• Required work: Edit the part of the entries that opens with the line containing "test point TP34 xyxy=(1012,163,1052,187)" and closes with the line containing "wire C2145 to pin E2 xyxy=(360,252,454,254)". Replace "net label" with "signal label", leave everything else unchanged, and return only those lines.
#### The input ####
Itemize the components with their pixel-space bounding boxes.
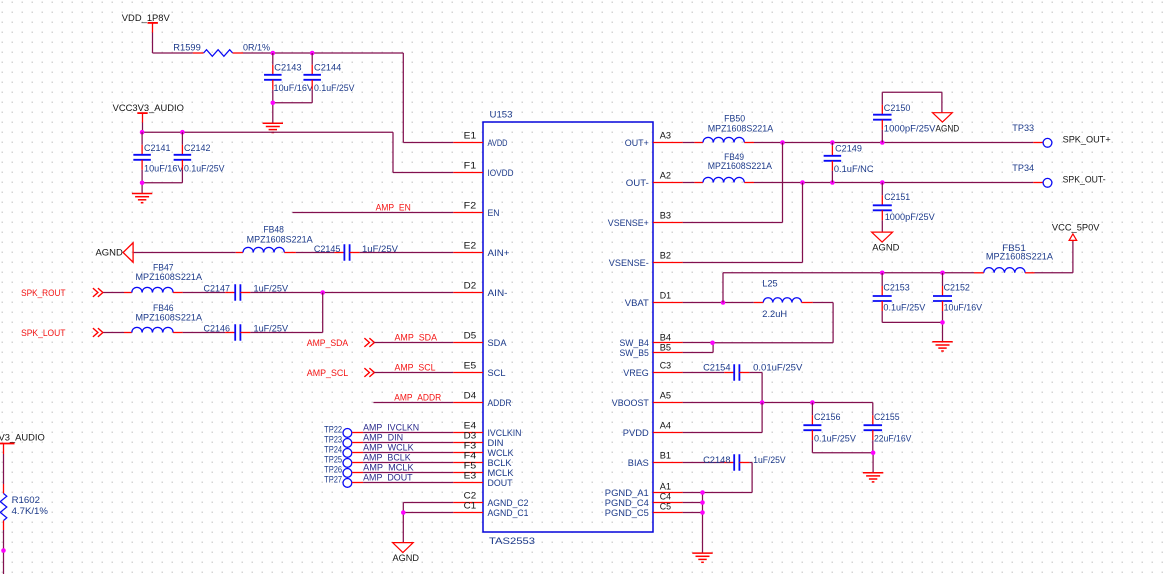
test point TP34 xyxy=(1012,163,1052,187)
wire BIAS to C2148 xyxy=(683,462,724,464)
svg-text:SPK_ROUT: SPK_ROUT xyxy=(21,288,66,298)
svg-text:0.1uF/25V: 0.1uF/25V xyxy=(184,163,225,173)
net label AMP_MCLK xyxy=(363,463,414,473)
svg-text:C2146: C2146 xyxy=(204,324,231,334)
wire C2148 to PGND net xyxy=(703,463,753,493)
wire C2145 to pin E2 xyxy=(360,252,454,254)
wire cap bottoms join xyxy=(273,103,312,123)
resistor R1599 xyxy=(173,43,270,57)
net label AMP_EN xyxy=(376,203,411,213)
pin A1 PGND_A1 xyxy=(605,482,683,498)
ferrite bead FB48 xyxy=(236,224,314,252)
pin B4 SW_B4 xyxy=(620,333,683,348)
wire FB51 to VCC_5P0V xyxy=(1035,242,1073,273)
svg-text:TP34: TP34 xyxy=(1012,163,1034,173)
capacitor C2145 xyxy=(314,244,399,261)
svg-text:AMP_MCLK: AMP_MCLK xyxy=(363,463,414,473)
ferrite bead FB46 xyxy=(124,303,203,333)
junction xyxy=(880,140,885,145)
pin A2 OUT- xyxy=(626,171,683,188)
svg-text:FB48: FB48 xyxy=(263,224,284,234)
ground AGND (triangle) xyxy=(933,113,960,134)
off-page connector AMP_SCL xyxy=(364,368,374,377)
svg-text:TP27: TP27 xyxy=(324,475,342,485)
svg-text:MPZ1608S221A: MPZ1608S221A xyxy=(708,124,774,134)
wire PGND net to ground xyxy=(702,493,704,553)
svg-text:IVCLKIN: IVCLKIN xyxy=(488,428,522,438)
wire AGND to FB48 xyxy=(134,252,236,254)
junction xyxy=(940,320,945,325)
ferrite bead FB51 xyxy=(974,243,1054,273)
junction xyxy=(700,490,705,495)
wire PGND_A1 xyxy=(683,492,703,494)
svg-text:C5: C5 xyxy=(660,502,671,512)
svg-text:TAS2553: TAS2553 xyxy=(489,536,535,546)
IC U153 TAS2553 xyxy=(483,110,653,547)
svg-text:AVDD: AVDD xyxy=(488,138,508,148)
svg-text:C2141: C2141 xyxy=(144,143,171,153)
svg-text:VBOOST: VBOOST xyxy=(612,398,649,408)
wire VSENSE- to OUT- net xyxy=(683,183,803,263)
pin F3 WCLK xyxy=(453,441,514,458)
ground xyxy=(863,473,883,482)
wire PGND_C5 xyxy=(683,512,703,514)
svg-text:C2154: C2154 xyxy=(703,363,730,373)
power symbol VDD_1P8V xyxy=(122,13,171,33)
svg-text:MPZ1608S221A: MPZ1608S221A xyxy=(247,235,314,245)
junction xyxy=(710,341,715,346)
wire VCC3V3_AUDIO to R1602 xyxy=(3,454,5,484)
svg-text:OUT+: OUT+ xyxy=(625,138,649,148)
wire VBAT rail xyxy=(723,273,974,303)
pin D5 SDA xyxy=(453,331,507,348)
off-page connector SPK_ROUT xyxy=(21,288,103,298)
svg-text:22uF/16V: 22uF/16V xyxy=(874,434,912,444)
power symbol VCC3V3_AUDIO (left edge) xyxy=(0,433,45,454)
svg-text:B5: B5 xyxy=(660,343,671,353)
svg-text:AMP_DIN: AMP_DIN xyxy=(363,433,403,443)
wire AMP_SCL to pin E5 xyxy=(374,372,453,374)
capacitor C2142 xyxy=(174,132,226,183)
junction xyxy=(760,400,765,405)
net label AMP_WCLK xyxy=(363,443,414,453)
svg-text:D2: D2 xyxy=(464,281,477,291)
svg-text:BIAS: BIAS xyxy=(628,458,649,468)
junction xyxy=(871,450,876,455)
pin E1 AVDD xyxy=(453,131,507,148)
wire C2146 up to SPK_ROUT net xyxy=(250,293,322,333)
capacitor C2150 xyxy=(873,92,936,142)
junction xyxy=(140,181,145,186)
svg-text:U153: U153 xyxy=(490,110,513,120)
svg-text:WCLK: WCLK xyxy=(488,448,515,458)
junction xyxy=(830,140,835,145)
svg-text:TP26: TP26 xyxy=(324,465,342,475)
junction xyxy=(180,130,185,135)
svg-text:VCC3V3_AUDIO: VCC3V3_AUDIO xyxy=(0,433,45,443)
pin A5 VBOOST xyxy=(612,391,683,408)
svg-text:VSENSE+: VSENSE+ xyxy=(608,218,649,228)
capacitor C2149 xyxy=(824,143,874,183)
pin C4 PGND_C4 xyxy=(605,492,683,508)
capacitor C2147 xyxy=(204,284,289,301)
pin C2 AGND_C2 xyxy=(453,491,528,508)
wire AMP_DOUT to IC xyxy=(352,482,453,484)
svg-text:C4: C4 xyxy=(660,492,671,502)
svg-text:A2: A2 xyxy=(660,171,671,181)
resistor R1602 xyxy=(0,484,48,530)
svg-text:10uF/16V: 10uF/16V xyxy=(944,302,983,312)
wire AMP_SDA to pin D5 xyxy=(374,342,453,344)
capacitor C2144 xyxy=(303,53,355,103)
svg-text:0.1uF/25V: 0.1uF/25V xyxy=(814,434,857,444)
svg-text:E5: E5 xyxy=(464,361,477,371)
ground xyxy=(263,123,283,132)
svg-text:AMP_ADDR: AMP_ADDR xyxy=(394,393,441,403)
wire cap bottoms join xyxy=(142,183,182,193)
svg-text:C2152: C2152 xyxy=(944,283,970,293)
svg-text:PGND_A1: PGND_A1 xyxy=(605,488,649,498)
svg-text:AMP_IVCLKN: AMP_IVCLKN xyxy=(363,423,419,433)
net label SPK_OUT- xyxy=(1063,174,1106,184)
svg-text:C2153: C2153 xyxy=(883,283,909,293)
svg-text:E4: E4 xyxy=(464,421,477,431)
ground AGND (arrow) xyxy=(96,243,134,262)
ground AGND (triangle) xyxy=(393,543,420,563)
svg-text:C2144: C2144 xyxy=(314,63,341,73)
svg-text:4.7K/1%: 4.7K/1% xyxy=(12,506,48,516)
net label AMP_SCL (left) xyxy=(307,368,348,378)
svg-text:A1: A1 xyxy=(660,482,671,492)
svg-text:AIN+: AIN+ xyxy=(488,248,510,258)
ground xyxy=(932,342,952,351)
svg-text:VCC_5P0V: VCC_5P0V xyxy=(1052,223,1100,233)
svg-text:L25: L25 xyxy=(762,279,777,289)
pin D1 VBAT xyxy=(625,291,683,308)
svg-text:FB50: FB50 xyxy=(724,114,745,124)
wire VSENSE+ to OUT+ net xyxy=(683,143,783,223)
capacitor C2146 xyxy=(204,324,289,341)
svg-text:MCLK: MCLK xyxy=(488,468,515,478)
svg-text:ADDR: ADDR xyxy=(488,398,512,408)
svg-text:AMP_SDA: AMP_SDA xyxy=(307,338,349,348)
wire OUT- to FB49 xyxy=(683,182,695,184)
svg-text:F2: F2 xyxy=(464,201,477,211)
svg-text:C1: C1 xyxy=(464,501,477,511)
capacitor C2148 xyxy=(703,454,786,471)
svg-text:C2147: C2147 xyxy=(204,284,231,294)
svg-text:0.1uF/NC: 0.1uF/NC xyxy=(834,164,874,174)
svg-text:2.2uH: 2.2uH xyxy=(762,309,787,319)
junction xyxy=(830,180,835,185)
svg-text:SPK_OUT+: SPK_OUT+ xyxy=(1063,134,1111,144)
off-page connector SPK_LOUT xyxy=(21,328,103,338)
svg-text:F4: F4 xyxy=(464,451,477,461)
net label AMP_DIN xyxy=(363,433,403,443)
capacitor C2156 xyxy=(803,403,856,453)
svg-text:B3: B3 xyxy=(660,211,671,221)
pin F2 EN xyxy=(453,201,499,218)
junction xyxy=(800,180,805,185)
svg-text:SCL: SCL xyxy=(488,368,506,378)
wire AMP_DIN to IC xyxy=(352,442,453,444)
wire SPK_ROUT to FB47 xyxy=(103,292,124,294)
test point TP26 xyxy=(324,465,352,478)
svg-text:PGND_C4: PGND_C4 xyxy=(605,498,649,508)
svg-text:F5: F5 xyxy=(464,461,477,471)
pin B1 BIAS xyxy=(628,451,683,468)
wire C2154 to VBOOST net xyxy=(749,373,762,403)
pin A4 PVDD xyxy=(623,421,683,438)
svg-text:FB46: FB46 xyxy=(153,303,174,313)
ferrite bead FB49 xyxy=(694,152,772,183)
junction xyxy=(940,271,945,276)
svg-text:AMP_DOUT: AMP_DOUT xyxy=(363,473,413,483)
svg-text:SPK_OUT-: SPK_OUT- xyxy=(1063,174,1106,184)
svg-text:VDD_1P8V: VDD_1P8V xyxy=(122,13,171,23)
junction xyxy=(271,101,276,106)
svg-text:1uF/25V: 1uF/25V xyxy=(753,455,786,465)
wire cap bottoms join xyxy=(812,453,873,473)
capacitor C2151 xyxy=(873,183,936,233)
svg-text:AMP_WCLK: AMP_WCLK xyxy=(363,443,414,453)
svg-text:10uF/16V: 10uF/16V xyxy=(274,83,314,93)
svg-text:PGND_C5: PGND_C5 xyxy=(605,508,649,518)
wire VDD_1P8V to R1599 xyxy=(153,33,193,54)
svg-text:IOVDD: IOVDD xyxy=(488,168,514,178)
wire FB48 to C2145 xyxy=(296,252,335,254)
junction xyxy=(140,130,145,135)
wire AMP_ADDR to pin D4 xyxy=(373,402,453,404)
svg-text:DIN: DIN xyxy=(488,438,504,448)
svg-text:C2142: C2142 xyxy=(184,143,211,153)
net label AMP_IVCLKN xyxy=(363,423,419,433)
ground xyxy=(132,194,152,203)
capacitor C2155 xyxy=(864,412,913,453)
junction xyxy=(320,290,325,295)
svg-text:C2148: C2148 xyxy=(703,455,730,465)
svg-text:SW_B5: SW_B5 xyxy=(620,348,649,358)
junction xyxy=(1,548,6,553)
power symbol VCC_5P0V xyxy=(1052,223,1100,242)
svg-text:VCC3V3_AUDIO: VCC3V3_AUDIO xyxy=(113,103,184,113)
wire OUT- net to TP34 xyxy=(754,182,1043,184)
wire AMP_WCLK to IC xyxy=(352,452,453,454)
svg-text:C2155: C2155 xyxy=(874,412,900,422)
svg-text:TP22: TP22 xyxy=(324,425,342,435)
wire FB46 to C2146 xyxy=(183,332,226,334)
pin F5 MCLK xyxy=(453,461,514,478)
junction xyxy=(700,500,705,505)
junction xyxy=(271,51,276,56)
pin D4 ADDR xyxy=(453,391,511,408)
net label AMP_SCL xyxy=(395,363,436,373)
svg-text:D5: D5 xyxy=(464,331,477,341)
svg-text:VBAT: VBAT xyxy=(625,298,649,308)
svg-text:SDA: SDA xyxy=(488,338,508,348)
svg-text:VREG: VREG xyxy=(623,368,649,378)
svg-text:AGND: AGND xyxy=(936,124,960,134)
svg-text:B4: B4 xyxy=(660,333,671,343)
ferrite bead FB47 xyxy=(124,263,203,293)
wire AMP_IVCLKN to IC xyxy=(352,432,453,434)
wire AMP_EN to pin F2 xyxy=(293,212,454,214)
junction xyxy=(880,180,885,185)
wire L25 to SW net xyxy=(713,303,834,343)
wire SW_B4 xyxy=(683,342,713,344)
svg-text:E1: E1 xyxy=(464,131,477,141)
svg-text:VSENSE-: VSENSE- xyxy=(609,258,649,268)
svg-text:AMP_SDA: AMP_SDA xyxy=(395,333,438,343)
svg-text:F3: F3 xyxy=(464,441,477,451)
svg-text:1000pF/25V: 1000pF/25V xyxy=(884,124,937,134)
svg-text:0.01uF/25V: 0.01uF/25V xyxy=(753,363,803,373)
pin B5 SW_B5 xyxy=(620,343,683,358)
pin B3 VSENSE+ xyxy=(608,211,683,228)
inductor L25 xyxy=(754,279,813,319)
svg-text:AMP_EN: AMP_EN xyxy=(376,203,411,213)
wire SPK_LOUT to FB46 xyxy=(103,332,124,334)
ground AGND (triangle) xyxy=(872,232,900,252)
junction xyxy=(810,400,815,405)
svg-text:0.1uF/25V: 0.1uF/25V xyxy=(883,302,926,312)
power symbol VCC3V3_AUDIO xyxy=(113,103,184,122)
svg-text:C2156: C2156 xyxy=(814,412,841,422)
svg-text:MPZ1608S221A: MPZ1608S221A xyxy=(708,161,773,171)
svg-text:AIN-: AIN- xyxy=(488,288,508,298)
svg-text:R1602: R1602 xyxy=(12,495,40,505)
wire AVDD net to pin E1 xyxy=(243,53,453,143)
svg-text:R1599: R1599 xyxy=(173,43,201,53)
ferrite bead FB50 xyxy=(694,114,774,143)
wire VBAT to L25 xyxy=(683,302,754,304)
svg-text:MPZ1608S221A: MPZ1608S221A xyxy=(986,252,1054,262)
svg-text:C2145: C2145 xyxy=(314,244,341,254)
junction xyxy=(401,510,406,515)
svg-text:MPZ1608S221A: MPZ1608S221A xyxy=(136,272,203,282)
pin E2 AIN+ xyxy=(453,241,509,258)
pin A3 OUT+ xyxy=(625,131,683,148)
####
• Result:
test point TP34 xyxy=(1012,163,1052,187)
wire BIAS to C2148 xyxy=(683,462,724,464)
svg-text:SPK_ROUT: SPK_ROUT xyxy=(21,288,66,298)
svg-text:0.1uF/25V: 0.1uF/25V xyxy=(184,163,225,173)
signal label AMP_MCLK xyxy=(363,463,414,473)
svg-text:C2146: C2146 xyxy=(204,324,231,334)
wire C2148 to PGND net xyxy=(703,463,753,493)
wire C2145 to pin E2 xyxy=(360,252,454,254)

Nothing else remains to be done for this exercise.